Goal: Reproduce each line of the material precisely.

(Stored data)

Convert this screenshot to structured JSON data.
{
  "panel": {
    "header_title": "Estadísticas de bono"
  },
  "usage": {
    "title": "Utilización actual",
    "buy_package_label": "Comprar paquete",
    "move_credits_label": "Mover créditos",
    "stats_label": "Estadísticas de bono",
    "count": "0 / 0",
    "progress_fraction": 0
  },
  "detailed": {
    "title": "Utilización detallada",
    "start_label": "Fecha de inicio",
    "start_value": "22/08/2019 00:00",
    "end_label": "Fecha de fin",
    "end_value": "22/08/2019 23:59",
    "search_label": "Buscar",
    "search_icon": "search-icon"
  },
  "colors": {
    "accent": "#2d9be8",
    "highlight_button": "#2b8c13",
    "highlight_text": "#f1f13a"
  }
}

Solution to this exercise:
Convert this screenshot to structured JSON data.
{
  "panel": {
    "header_title": "Estadísticas de bono"
  },
  "usage": {
    "title": "Utilización actual",
    "buy_package_label": "Comprar paquete",
    "move_credits_label": "Mover créditos",
    "stats_label": "Estadísticas de bono",
    "count": "0 / 0",
    "progress_fraction": 0
  },
  "detailed": {
    "title": "Utilización detallada",
    "start_label": "Fecha de inicio",
    "start_value": "22/08/2019 00:00",
    "end_label": "Fecha de fin",
    "end_value": "22/08/2019 23:59",
    "search_label": "Buscar",
    "search_icon": "search-icon"
  },
  "colors": {
    "accent": "#2d9be8",
    "highlight_button": "#2b8c13",
    "highlight_text": "#f1f13a"
  }
}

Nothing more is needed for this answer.